Stored items
++++++++++++++++++++

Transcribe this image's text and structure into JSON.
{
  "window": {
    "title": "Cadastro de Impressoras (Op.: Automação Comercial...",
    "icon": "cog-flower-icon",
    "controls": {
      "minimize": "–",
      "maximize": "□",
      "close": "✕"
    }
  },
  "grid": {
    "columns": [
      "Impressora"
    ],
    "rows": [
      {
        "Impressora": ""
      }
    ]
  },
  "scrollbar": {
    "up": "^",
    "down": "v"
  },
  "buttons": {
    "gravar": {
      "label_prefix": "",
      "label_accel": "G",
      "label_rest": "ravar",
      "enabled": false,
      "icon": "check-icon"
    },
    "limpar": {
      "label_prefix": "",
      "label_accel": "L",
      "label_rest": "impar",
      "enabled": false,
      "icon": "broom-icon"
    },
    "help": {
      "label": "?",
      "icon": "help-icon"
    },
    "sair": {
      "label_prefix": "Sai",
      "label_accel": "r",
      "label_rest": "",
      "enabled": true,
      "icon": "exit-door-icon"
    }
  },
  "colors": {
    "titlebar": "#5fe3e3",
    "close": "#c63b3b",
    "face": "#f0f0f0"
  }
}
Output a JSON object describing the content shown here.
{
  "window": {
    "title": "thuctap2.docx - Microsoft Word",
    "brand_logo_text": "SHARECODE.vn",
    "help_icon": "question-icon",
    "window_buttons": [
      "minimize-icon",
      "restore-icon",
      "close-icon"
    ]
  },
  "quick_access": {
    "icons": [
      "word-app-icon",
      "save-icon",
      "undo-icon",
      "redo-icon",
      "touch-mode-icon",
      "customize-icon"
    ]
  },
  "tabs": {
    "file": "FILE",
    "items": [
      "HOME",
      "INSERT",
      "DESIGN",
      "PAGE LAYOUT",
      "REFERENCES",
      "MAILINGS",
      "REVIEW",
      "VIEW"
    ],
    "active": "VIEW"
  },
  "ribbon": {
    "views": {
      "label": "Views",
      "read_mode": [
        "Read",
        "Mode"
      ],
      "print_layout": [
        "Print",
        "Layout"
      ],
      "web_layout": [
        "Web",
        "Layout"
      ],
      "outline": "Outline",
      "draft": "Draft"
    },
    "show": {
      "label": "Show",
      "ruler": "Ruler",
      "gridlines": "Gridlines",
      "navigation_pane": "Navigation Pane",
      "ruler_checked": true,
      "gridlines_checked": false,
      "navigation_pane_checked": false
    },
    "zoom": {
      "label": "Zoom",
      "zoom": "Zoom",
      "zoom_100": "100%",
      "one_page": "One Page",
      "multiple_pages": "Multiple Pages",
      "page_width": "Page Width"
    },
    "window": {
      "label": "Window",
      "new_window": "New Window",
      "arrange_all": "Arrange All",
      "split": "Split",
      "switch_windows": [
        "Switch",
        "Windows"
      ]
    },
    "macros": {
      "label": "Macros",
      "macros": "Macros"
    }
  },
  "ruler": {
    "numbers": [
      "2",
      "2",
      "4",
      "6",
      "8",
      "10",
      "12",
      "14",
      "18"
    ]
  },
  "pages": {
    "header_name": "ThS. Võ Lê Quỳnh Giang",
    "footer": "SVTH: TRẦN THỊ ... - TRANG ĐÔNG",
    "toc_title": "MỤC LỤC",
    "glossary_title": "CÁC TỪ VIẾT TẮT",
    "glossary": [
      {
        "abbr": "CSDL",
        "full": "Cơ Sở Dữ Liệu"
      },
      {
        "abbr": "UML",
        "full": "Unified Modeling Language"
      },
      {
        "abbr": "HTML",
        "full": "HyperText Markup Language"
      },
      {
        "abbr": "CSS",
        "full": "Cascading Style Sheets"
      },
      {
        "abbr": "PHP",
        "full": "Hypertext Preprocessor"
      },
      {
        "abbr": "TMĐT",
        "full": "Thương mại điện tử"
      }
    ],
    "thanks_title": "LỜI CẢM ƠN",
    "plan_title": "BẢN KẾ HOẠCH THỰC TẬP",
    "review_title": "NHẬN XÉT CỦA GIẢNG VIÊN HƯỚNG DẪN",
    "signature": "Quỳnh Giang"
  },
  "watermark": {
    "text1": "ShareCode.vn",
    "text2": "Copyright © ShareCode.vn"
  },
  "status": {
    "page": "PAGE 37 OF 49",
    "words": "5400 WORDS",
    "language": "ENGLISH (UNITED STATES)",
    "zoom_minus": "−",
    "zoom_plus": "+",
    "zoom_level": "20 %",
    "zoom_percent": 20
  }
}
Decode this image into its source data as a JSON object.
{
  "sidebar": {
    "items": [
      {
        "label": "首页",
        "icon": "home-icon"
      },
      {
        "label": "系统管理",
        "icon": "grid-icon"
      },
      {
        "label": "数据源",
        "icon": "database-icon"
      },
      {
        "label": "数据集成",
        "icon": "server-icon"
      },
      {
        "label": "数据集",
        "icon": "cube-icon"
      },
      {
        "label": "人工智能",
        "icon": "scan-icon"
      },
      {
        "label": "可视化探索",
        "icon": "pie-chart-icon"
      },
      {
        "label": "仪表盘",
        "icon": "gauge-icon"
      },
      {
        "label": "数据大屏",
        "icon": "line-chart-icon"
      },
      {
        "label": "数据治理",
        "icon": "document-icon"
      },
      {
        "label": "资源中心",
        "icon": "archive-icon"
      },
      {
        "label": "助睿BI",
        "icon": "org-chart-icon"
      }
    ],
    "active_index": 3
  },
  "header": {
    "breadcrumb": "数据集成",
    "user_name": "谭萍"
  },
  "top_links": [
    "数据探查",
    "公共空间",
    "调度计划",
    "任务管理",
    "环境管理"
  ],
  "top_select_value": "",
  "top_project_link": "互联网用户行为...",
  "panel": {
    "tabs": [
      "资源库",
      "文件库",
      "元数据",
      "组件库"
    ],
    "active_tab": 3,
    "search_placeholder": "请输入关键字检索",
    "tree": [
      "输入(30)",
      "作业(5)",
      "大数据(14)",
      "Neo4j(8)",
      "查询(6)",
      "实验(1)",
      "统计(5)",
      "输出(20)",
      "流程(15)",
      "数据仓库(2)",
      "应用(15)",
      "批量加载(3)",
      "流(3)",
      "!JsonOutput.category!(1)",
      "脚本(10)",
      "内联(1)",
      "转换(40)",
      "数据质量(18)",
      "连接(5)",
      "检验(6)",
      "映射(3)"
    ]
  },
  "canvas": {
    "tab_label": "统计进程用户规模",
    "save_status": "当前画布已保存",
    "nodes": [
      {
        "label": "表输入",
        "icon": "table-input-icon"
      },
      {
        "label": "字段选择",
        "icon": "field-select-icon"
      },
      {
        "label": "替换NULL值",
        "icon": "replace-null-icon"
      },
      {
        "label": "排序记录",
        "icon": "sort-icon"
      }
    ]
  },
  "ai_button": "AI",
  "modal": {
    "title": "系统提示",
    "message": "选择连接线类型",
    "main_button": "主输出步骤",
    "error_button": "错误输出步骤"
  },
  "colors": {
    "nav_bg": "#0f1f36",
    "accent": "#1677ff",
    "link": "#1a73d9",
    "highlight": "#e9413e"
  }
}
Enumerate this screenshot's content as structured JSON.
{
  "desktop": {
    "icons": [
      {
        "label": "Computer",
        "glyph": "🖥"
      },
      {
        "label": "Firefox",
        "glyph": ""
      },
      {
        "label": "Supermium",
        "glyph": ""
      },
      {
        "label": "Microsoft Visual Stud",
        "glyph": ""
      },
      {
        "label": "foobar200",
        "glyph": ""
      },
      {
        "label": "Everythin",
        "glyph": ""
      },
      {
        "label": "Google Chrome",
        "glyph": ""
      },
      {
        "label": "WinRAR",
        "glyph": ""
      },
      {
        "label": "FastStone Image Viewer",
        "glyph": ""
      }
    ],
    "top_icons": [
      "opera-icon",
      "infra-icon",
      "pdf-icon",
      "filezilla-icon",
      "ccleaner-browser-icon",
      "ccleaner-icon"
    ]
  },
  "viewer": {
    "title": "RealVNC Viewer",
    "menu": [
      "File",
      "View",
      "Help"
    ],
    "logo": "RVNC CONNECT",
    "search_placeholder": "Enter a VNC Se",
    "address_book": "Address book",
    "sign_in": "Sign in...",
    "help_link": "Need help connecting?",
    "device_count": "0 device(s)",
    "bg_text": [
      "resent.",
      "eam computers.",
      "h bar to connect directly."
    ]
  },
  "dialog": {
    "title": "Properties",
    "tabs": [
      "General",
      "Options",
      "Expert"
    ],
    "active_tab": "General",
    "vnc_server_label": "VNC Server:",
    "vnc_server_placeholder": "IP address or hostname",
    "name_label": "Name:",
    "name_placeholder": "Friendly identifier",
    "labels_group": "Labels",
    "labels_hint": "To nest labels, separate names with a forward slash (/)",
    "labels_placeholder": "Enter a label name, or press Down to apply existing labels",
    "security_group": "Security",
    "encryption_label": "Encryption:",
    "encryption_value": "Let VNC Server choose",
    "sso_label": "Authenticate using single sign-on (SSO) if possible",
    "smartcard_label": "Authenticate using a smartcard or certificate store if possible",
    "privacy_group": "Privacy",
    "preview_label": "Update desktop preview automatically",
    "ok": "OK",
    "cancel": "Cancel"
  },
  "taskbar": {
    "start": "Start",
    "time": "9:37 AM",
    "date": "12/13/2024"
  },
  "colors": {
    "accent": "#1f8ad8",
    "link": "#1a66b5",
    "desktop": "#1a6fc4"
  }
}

++++++++++++++++++++

_BRIEF_. From the listing, copy each line containing the word "ccleaner".

_COMPLETE RESPONSE_.
      "ccleaner-browser-icon",
      "ccleaner-icon"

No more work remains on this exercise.